● **Request**
Go through the listing and set it down exactly, leaving out its pictures.

● **Information given**
##########

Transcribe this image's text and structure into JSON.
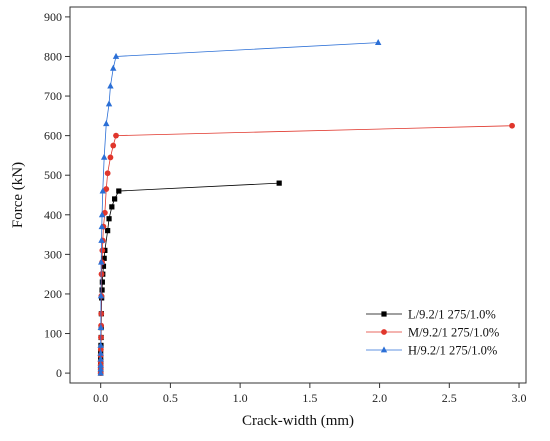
{
  "chart_data": {
    "type": "line",
    "title": "",
    "xlabel": "Crack-width (mm)",
    "ylabel": "Force (kN)",
    "xlim": [
      -0.22,
      3.05
    ],
    "ylim": [
      -25,
      925
    ],
    "xticks": [
      0.0,
      0.5,
      1.0,
      1.5,
      2.0,
      2.5,
      3.0
    ],
    "xtick_labels": [
      "0.0",
      "0.5",
      "1.0",
      "1.5",
      "2.0",
      "2.5",
      "3.0"
    ],
    "yticks": [
      0,
      100,
      200,
      300,
      400,
      500,
      600,
      700,
      800,
      900
    ],
    "ytick_labels": [
      "0",
      "100",
      "200",
      "300",
      "400",
      "500",
      "600",
      "700",
      "800",
      "900"
    ],
    "grid": false,
    "legend_position": "bottom-right",
    "series": [
      {
        "name": "L/9.2/1 275/1.0%",
        "color": "#000000",
        "marker": "square",
        "points": [
          [
            0,
            0
          ],
          [
            0,
            10
          ],
          [
            0,
            20
          ],
          [
            0,
            30
          ],
          [
            0,
            40
          ],
          [
            0,
            55
          ],
          [
            0.002,
            70
          ],
          [
            0.003,
            90
          ],
          [
            0.004,
            115
          ],
          [
            0.005,
            150
          ],
          [
            0.007,
            190
          ],
          [
            0.01,
            210
          ],
          [
            0.012,
            230
          ],
          [
            0.015,
            250
          ],
          [
            0.02,
            270
          ],
          [
            0.025,
            290
          ],
          [
            0.03,
            310
          ],
          [
            0.05,
            360
          ],
          [
            0.06,
            390
          ],
          [
            0.08,
            420
          ],
          [
            0.1,
            440
          ],
          [
            0.13,
            460
          ],
          [
            1.28,
            480
          ]
        ]
      },
      {
        "name": "M/9.2/1 275/1.0%",
        "color": "#e0362c",
        "marker": "circle",
        "points": [
          [
            0,
            0
          ],
          [
            0,
            10
          ],
          [
            0,
            20
          ],
          [
            0,
            30
          ],
          [
            0,
            45
          ],
          [
            0.001,
            60
          ],
          [
            0.002,
            90
          ],
          [
            0.003,
            120
          ],
          [
            0.004,
            150
          ],
          [
            0.005,
            195
          ],
          [
            0.006,
            250
          ],
          [
            0.01,
            280
          ],
          [
            0.012,
            310
          ],
          [
            0.015,
            335
          ],
          [
            0.02,
            370
          ],
          [
            0.03,
            405
          ],
          [
            0.04,
            465
          ],
          [
            0.05,
            505
          ],
          [
            0.07,
            545
          ],
          [
            0.09,
            575
          ],
          [
            0.11,
            600
          ],
          [
            2.95,
            625
          ]
        ]
      },
      {
        "name": "H/9.2/1 275/1.0%",
        "color": "#2b6fd6",
        "marker": "triangle",
        "points": [
          [
            0,
            0
          ],
          [
            0,
            10
          ],
          [
            0,
            20
          ],
          [
            0,
            35
          ],
          [
            0,
            50
          ],
          [
            0,
            70
          ],
          [
            0.001,
            115
          ],
          [
            0.002,
            195
          ],
          [
            0.004,
            280
          ],
          [
            0.006,
            335
          ],
          [
            0.008,
            370
          ],
          [
            0.01,
            400
          ],
          [
            0.015,
            460
          ],
          [
            0.025,
            545
          ],
          [
            0.04,
            630
          ],
          [
            0.06,
            680
          ],
          [
            0.07,
            725
          ],
          [
            0.09,
            770
          ],
          [
            0.11,
            800
          ],
          [
            1.99,
            835
          ]
        ]
      }
    ]
  }
}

##########

● **Answer to this exercise**
Transcribe this image's text and structure into JSON.
{
  "chart_data": {
    "type": "line",
    "title": "",
    "xlabel": "Crack-width (mm)",
    "ylabel": "Force (kN)",
    "xlim": [
      -0.22,
      3.05
    ],
    "ylim": [
      -25,
      925
    ],
    "xticks": [
      0.0,
      0.5,
      1.0,
      1.5,
      2.0,
      2.5,
      3.0
    ],
    "xtick_labels": [
      "0.0",
      "0.5",
      "1.0",
      "1.5",
      "2.0",
      "2.5",
      "3.0"
    ],
    "yticks": [
      0,
      100,
      200,
      300,
      400,
      500,
      600,
      700,
      800,
      900
    ],
    "ytick_labels": [
      "0",
      "100",
      "200",
      "300",
      "400",
      "500",
      "600",
      "700",
      "800",
      "900"
    ],
    "grid": false,
    "legend_position": "bottom-right",
    "series": [
      {
        "name": "L/9.2/1 275/1.0%",
        "color": "#000000",
        "marker": "square",
        "points": [
          [
            0,
            0
          ],
          [
            0,
            10
          ],
          [
            0,
            20
          ],
          [
            0,
            30
          ],
          [
            0,
            40
          ],
          [
            0,
            55
          ],
          [
            0.002,
            70
          ],
          [
            0.003,
            90
          ],
          [
            0.004,
            115
          ],
          [
            0.005,
            150
          ],
          [
            0.007,
            190
          ],
          [
            0.01,
            210
          ],
          [
            0.012,
            230
          ],
          [
            0.015,
            250
          ],
          [
            0.02,
            270
          ],
          [
            0.025,
            290
          ],
          [
            0.03,
            310
          ],
          [
            0.05,
            360
          ],
          [
            0.06,
            390
          ],
          [
            0.08,
            420
          ],
          [
            0.1,
            440
          ],
          [
            0.13,
            460
          ],
          [
            1.28,
            480
          ]
        ]
      },
      {
        "name": "M/9.2/1 275/1.0%",
        "color": "#e0362c",
        "marker": "circle",
        "points": [
          [
            0,
            0
          ],
          [
            0,
            10
          ],
          [
            0,
            20
          ],
          [
            0,
            30
          ],
          [
            0,
            45
          ],
          [
            0.001,
            60
          ],
          [
            0.002,
            90
          ],
          [
            0.003,
            120
          ],
          [
            0.004,
            150
          ],
          [
            0.005,
            195
          ],
          [
            0.006,
            250
          ],
          [
            0.01,
            280
          ],
          [
            0.012,
            310
          ],
          [
            0.015,
            335
          ],
          [
            0.02,
            370
          ],
          [
            0.03,
            405
          ],
          [
            0.04,
            465
          ],
          [
            0.05,
            505
          ],
          [
            0.07,
            545
          ],
          [
            0.09,
            575
          ],
          [
            0.11,
            600
          ],
          [
            2.95,
            625
          ]
        ]
      },
      {
        "name": "H/9.2/1 275/1.0%",
        "color": "#2b6fd6",
        "marker": "triangle",
        "points": [
          [
            0,
            0
          ],
          [
            0,
            10
          ],
          [
            0,
            20
          ],
          [
            0,
            35
          ],
          [
            0,
            50
          ],
          [
            0,
            70
          ],
          [
            0.001,
            115
          ],
          [
            0.002,
            195
          ],
          [
            0.004,
            280
          ],
          [
            0.006,
            335
          ],
          [
            0.008,
            370
          ],
          [
            0.01,
            400
          ],
          [
            0.015,
            460
          ],
          [
            0.025,
            545
          ],
          [
            0.04,
            630
          ],
          [
            0.06,
            680
          ],
          [
            0.07,
            725
          ],
          [
            0.09,
            770
          ],
          [
            0.11,
            800
          ],
          [
            1.99,
            835
          ]
        ]
      }
    ]
  }
}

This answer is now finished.